» **Direction**:
Lines containing the word "Combe" should be extracted in full.

§ §

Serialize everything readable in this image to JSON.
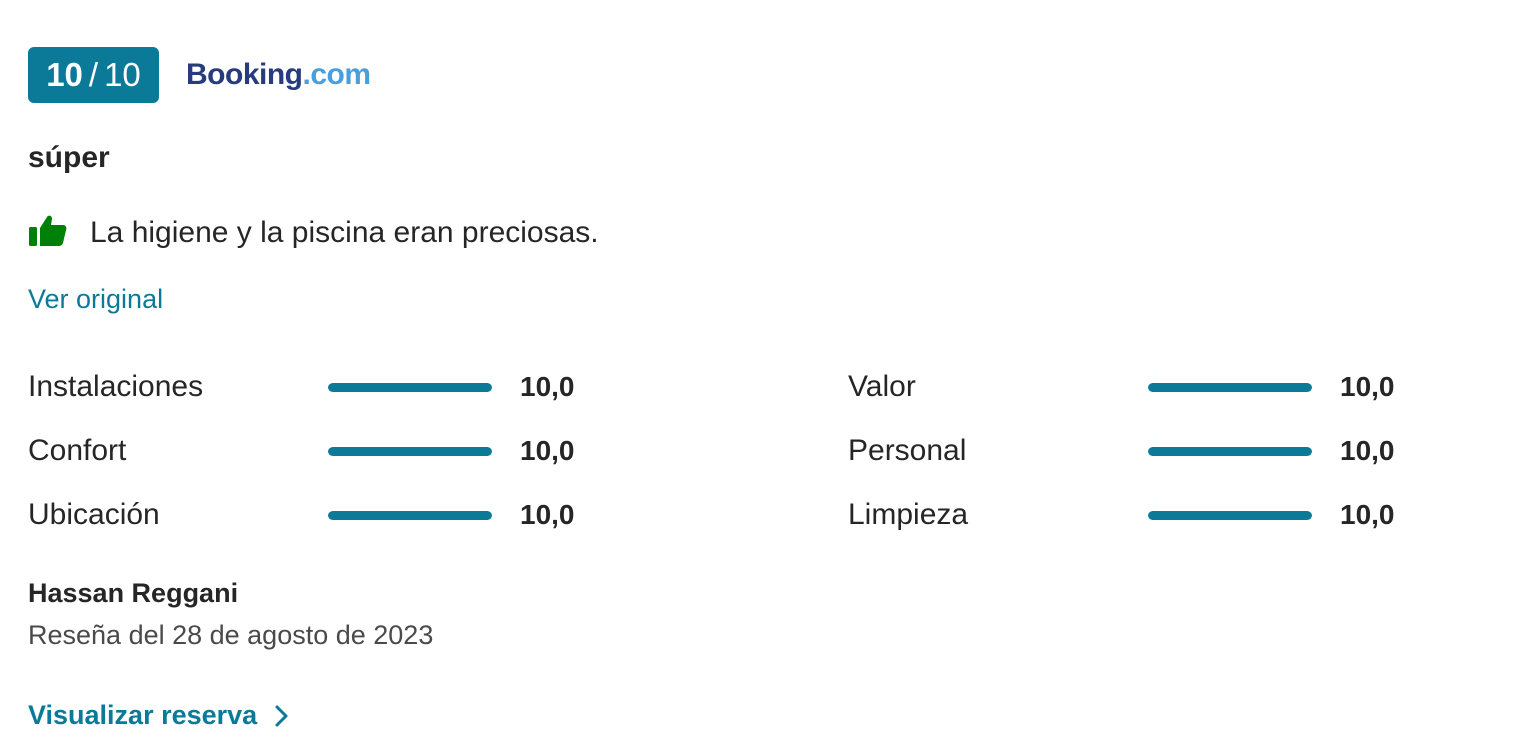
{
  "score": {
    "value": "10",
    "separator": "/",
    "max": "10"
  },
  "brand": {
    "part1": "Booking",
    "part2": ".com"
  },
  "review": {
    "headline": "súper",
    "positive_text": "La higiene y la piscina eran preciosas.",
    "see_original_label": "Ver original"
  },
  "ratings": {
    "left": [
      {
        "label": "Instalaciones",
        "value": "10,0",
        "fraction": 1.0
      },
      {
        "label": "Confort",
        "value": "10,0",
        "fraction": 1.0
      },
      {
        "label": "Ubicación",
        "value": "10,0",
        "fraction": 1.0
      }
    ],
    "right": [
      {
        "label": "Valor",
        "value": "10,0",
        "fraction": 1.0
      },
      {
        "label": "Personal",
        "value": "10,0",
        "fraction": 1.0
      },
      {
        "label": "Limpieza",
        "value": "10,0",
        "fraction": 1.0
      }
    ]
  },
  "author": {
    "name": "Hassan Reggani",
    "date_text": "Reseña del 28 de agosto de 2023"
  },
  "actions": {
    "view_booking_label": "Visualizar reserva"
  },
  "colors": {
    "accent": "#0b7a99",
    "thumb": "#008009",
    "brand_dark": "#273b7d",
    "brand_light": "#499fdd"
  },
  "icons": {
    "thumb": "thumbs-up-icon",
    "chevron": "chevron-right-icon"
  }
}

§ §

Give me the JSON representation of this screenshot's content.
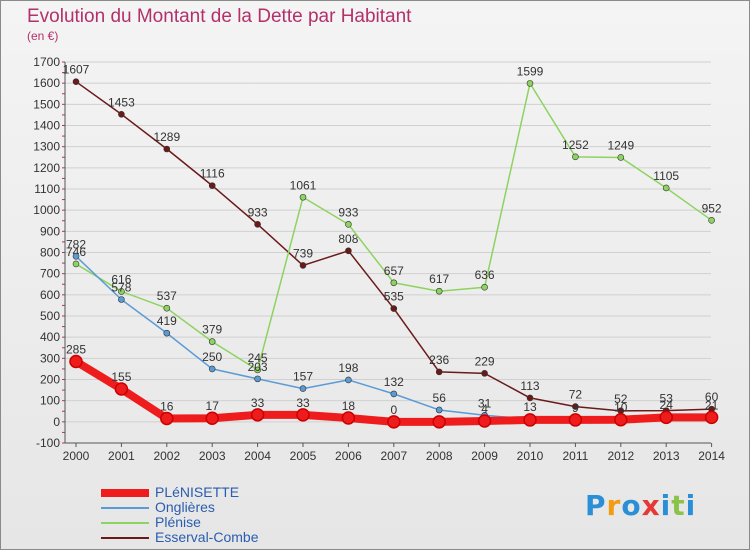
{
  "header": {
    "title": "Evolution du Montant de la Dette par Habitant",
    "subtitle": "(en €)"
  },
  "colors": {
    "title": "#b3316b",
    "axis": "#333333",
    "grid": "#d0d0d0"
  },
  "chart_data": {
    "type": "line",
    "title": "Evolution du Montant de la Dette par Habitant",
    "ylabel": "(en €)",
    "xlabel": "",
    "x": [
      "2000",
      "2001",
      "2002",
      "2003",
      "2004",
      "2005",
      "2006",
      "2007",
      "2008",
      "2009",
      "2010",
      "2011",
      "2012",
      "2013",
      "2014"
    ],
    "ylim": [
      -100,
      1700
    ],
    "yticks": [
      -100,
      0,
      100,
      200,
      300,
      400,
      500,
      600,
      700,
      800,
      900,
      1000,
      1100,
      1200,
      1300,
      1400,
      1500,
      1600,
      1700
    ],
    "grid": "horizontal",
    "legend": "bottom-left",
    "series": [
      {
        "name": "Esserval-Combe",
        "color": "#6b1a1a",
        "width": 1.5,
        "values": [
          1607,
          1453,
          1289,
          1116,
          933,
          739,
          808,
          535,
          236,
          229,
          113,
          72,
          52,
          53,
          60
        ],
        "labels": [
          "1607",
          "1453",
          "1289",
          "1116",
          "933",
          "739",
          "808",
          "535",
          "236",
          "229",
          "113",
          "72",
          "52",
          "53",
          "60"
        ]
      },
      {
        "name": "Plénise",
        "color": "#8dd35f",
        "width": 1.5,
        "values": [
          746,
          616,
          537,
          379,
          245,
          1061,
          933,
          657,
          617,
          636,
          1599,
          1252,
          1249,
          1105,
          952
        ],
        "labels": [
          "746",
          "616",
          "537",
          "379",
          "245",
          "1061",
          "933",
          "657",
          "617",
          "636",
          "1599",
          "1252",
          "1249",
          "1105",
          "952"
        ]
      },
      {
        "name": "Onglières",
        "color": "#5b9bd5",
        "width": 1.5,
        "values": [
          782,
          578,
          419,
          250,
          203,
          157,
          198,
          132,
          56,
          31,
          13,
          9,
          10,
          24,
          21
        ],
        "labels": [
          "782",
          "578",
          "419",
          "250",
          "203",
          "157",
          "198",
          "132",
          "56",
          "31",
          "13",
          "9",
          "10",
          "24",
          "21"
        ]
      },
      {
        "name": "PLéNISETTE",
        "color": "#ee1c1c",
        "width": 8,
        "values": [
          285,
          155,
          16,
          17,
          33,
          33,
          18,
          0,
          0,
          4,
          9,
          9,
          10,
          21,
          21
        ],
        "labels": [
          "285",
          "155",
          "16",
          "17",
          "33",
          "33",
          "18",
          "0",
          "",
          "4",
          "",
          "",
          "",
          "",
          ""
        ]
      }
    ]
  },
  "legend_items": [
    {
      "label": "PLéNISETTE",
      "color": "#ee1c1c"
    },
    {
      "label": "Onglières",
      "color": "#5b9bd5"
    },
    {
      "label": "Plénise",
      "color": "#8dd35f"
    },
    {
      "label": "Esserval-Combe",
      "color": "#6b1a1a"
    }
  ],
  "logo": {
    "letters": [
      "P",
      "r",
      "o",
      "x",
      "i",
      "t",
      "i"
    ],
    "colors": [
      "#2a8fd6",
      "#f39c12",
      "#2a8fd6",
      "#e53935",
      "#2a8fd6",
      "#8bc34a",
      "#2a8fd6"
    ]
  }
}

§ §

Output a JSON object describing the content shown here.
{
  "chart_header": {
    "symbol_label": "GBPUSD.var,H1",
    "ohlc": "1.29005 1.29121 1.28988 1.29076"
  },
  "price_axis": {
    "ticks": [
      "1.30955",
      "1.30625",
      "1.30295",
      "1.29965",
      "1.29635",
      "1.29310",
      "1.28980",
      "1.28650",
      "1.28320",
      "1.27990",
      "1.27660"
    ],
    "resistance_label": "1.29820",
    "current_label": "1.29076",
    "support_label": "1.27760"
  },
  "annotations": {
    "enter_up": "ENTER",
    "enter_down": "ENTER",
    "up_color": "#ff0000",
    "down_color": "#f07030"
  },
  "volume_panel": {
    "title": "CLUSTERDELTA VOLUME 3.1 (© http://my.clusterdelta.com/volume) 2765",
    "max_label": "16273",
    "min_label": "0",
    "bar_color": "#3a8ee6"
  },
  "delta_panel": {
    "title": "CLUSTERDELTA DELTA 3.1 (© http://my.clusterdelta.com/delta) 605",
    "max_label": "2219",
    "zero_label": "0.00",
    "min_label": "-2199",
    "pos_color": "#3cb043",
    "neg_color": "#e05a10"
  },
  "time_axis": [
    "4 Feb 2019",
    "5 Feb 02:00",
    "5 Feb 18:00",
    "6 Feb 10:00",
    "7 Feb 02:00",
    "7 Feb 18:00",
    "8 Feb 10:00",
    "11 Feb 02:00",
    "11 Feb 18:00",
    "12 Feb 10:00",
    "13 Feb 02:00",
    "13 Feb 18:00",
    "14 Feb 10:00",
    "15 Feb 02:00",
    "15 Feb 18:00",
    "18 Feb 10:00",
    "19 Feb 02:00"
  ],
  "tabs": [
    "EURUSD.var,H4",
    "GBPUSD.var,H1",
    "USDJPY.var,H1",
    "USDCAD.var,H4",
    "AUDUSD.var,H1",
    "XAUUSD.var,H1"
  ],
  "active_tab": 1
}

§ §

» **Answer**:
        "name": "Esserval-Combe",
      "label": "Esserval-Combe",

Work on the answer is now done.